--- BEGIN Dataset ---

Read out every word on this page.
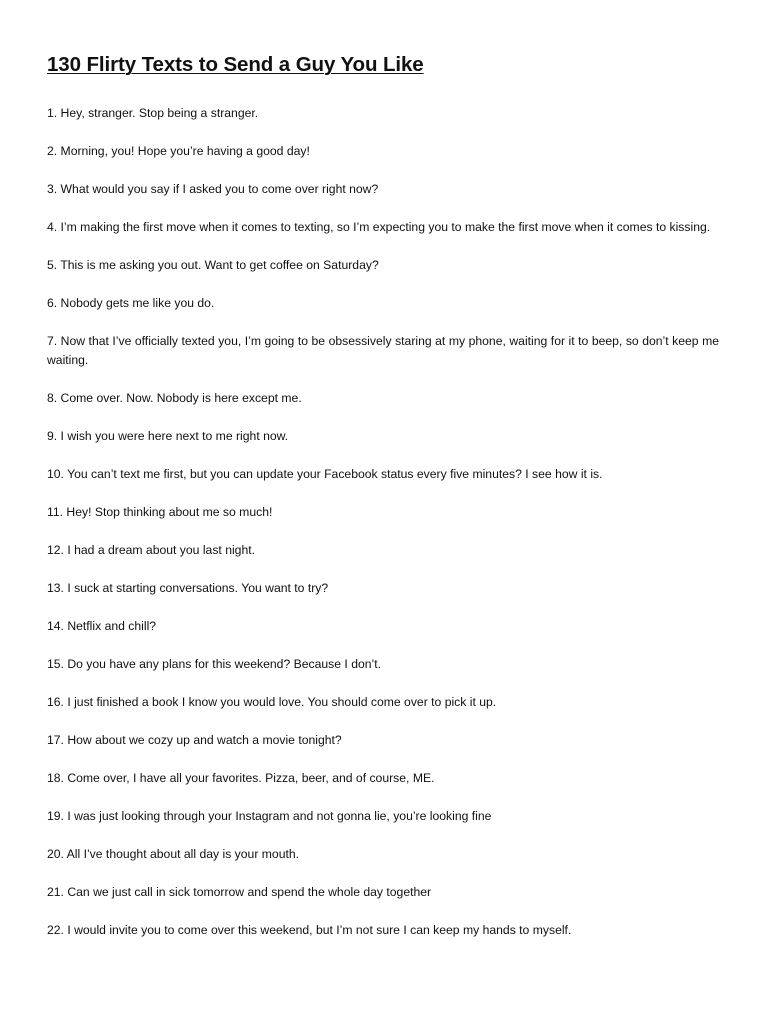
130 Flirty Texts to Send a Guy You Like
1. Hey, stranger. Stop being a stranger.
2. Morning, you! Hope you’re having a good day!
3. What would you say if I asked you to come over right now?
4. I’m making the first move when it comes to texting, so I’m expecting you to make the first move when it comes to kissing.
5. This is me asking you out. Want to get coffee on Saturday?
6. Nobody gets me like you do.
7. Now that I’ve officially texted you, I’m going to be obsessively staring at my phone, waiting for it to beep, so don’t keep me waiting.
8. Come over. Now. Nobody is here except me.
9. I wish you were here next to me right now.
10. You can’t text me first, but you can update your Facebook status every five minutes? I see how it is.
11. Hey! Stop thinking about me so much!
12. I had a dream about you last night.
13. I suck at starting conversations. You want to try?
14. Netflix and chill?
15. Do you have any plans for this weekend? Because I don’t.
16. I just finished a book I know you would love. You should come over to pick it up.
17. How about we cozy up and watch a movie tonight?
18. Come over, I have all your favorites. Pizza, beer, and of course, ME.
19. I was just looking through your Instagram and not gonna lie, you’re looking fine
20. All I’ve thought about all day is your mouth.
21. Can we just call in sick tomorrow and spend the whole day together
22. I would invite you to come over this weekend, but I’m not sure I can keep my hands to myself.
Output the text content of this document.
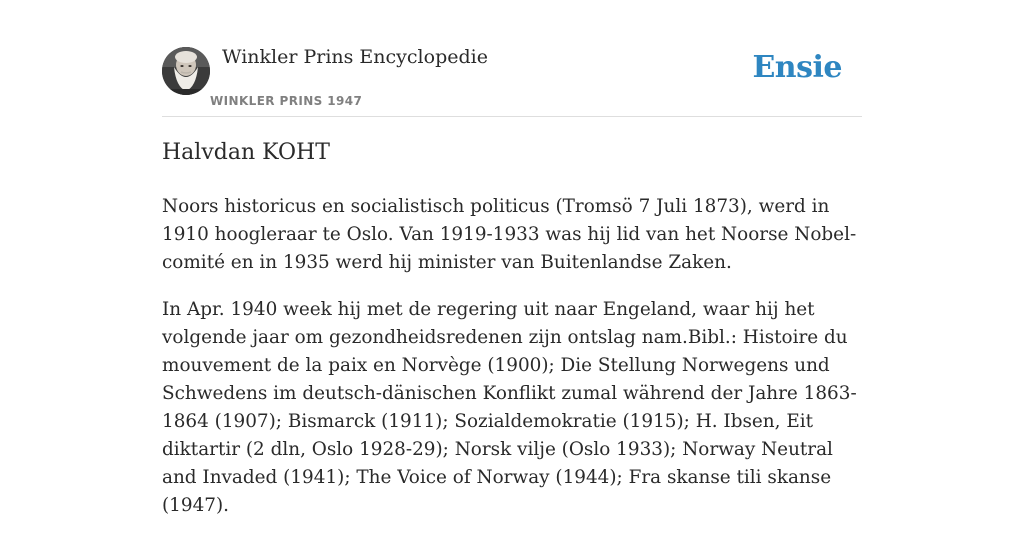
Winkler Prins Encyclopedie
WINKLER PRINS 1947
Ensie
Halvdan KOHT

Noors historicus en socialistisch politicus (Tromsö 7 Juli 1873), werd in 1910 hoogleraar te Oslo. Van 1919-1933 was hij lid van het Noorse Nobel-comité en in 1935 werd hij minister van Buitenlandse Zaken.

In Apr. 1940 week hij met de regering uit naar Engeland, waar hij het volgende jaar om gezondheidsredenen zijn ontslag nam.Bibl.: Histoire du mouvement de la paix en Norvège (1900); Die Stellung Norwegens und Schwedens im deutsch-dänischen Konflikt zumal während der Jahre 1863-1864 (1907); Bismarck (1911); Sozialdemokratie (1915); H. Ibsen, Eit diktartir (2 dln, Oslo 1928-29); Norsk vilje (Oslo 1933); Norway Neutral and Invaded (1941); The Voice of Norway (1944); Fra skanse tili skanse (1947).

--- END Dataset ---

◆ **Stated task**:
Copy out each record shown above without alteration, skipping any picture.

◆ **Solution for this exercise**:
Read out every word on this page.
130 Flirty Texts to Send a Guy You Like
1. Hey, stranger. Stop being a stranger.
2. Morning, you! Hope you’re having a good day!
3. What would you say if I asked you to come over right now?
4. I’m making the first move when it comes to texting, so I’m expecting you to make the first move when it comes to kissing.
5. This is me asking you out. Want to get coffee on Saturday?
6. Nobody gets me like you do.
7. Now that I’ve officially texted you, I’m going to be obsessively staring at my phone, waiting for it to beep, so don’t keep me waiting.
8. Come over. Now. Nobody is here except me.
9. I wish you were here next to me right now.
10. You can’t text me first, but you can update your Facebook status every five minutes? I see how it is.
11. Hey! Stop thinking about me so much!
12. I had a dream about you last night.
13. I suck at starting conversations. You want to try?
14. Netflix and chill?
15. Do you have any plans for this weekend? Because I don’t.
16. I just finished a book I know you would love. You should come over to pick it up.
17. How about we cozy up and watch a movie tonight?
18. Come over, I have all your favorites. Pizza, beer, and of course, ME.
19. I was just looking through your Instagram and not gonna lie, you’re looking fine
20. All I’ve thought about all day is your mouth.
21. Can we just call in sick tomorrow and spend the whole day together
22. I would invite you to come over this weekend, but I’m not sure I can keep my hands to myself.
Output the text content of this document.
Winkler Prins Encyclopedie
WINKLER PRINS 1947
Ensie
Halvdan KOHT

Noors historicus en socialistisch politicus (Tromsö 7 Juli 1873), werd in 1910 hoogleraar te Oslo. Van 1919-1933 was hij lid van het Noorse Nobel-comité en in 1935 werd hij minister van Buitenlandse Zaken.

In Apr. 1940 week hij met de regering uit naar Engeland, waar hij het volgende jaar om gezondheidsredenen zijn ontslag nam.Bibl.: Histoire du mouvement de la paix en Norvège (1900); Die Stellung Norwegens und Schwedens im deutsch-dänischen Konflikt zumal während der Jahre 1863-1864 (1907); Bismarck (1911); Sozialdemokratie (1915); H. Ibsen, Eit diktartir (2 dln, Oslo 1928-29); Norsk vilje (Oslo 1933); Norway Neutral and Invaded (1941); The Voice of Norway (1944); Fra skanse tili skanse (1947).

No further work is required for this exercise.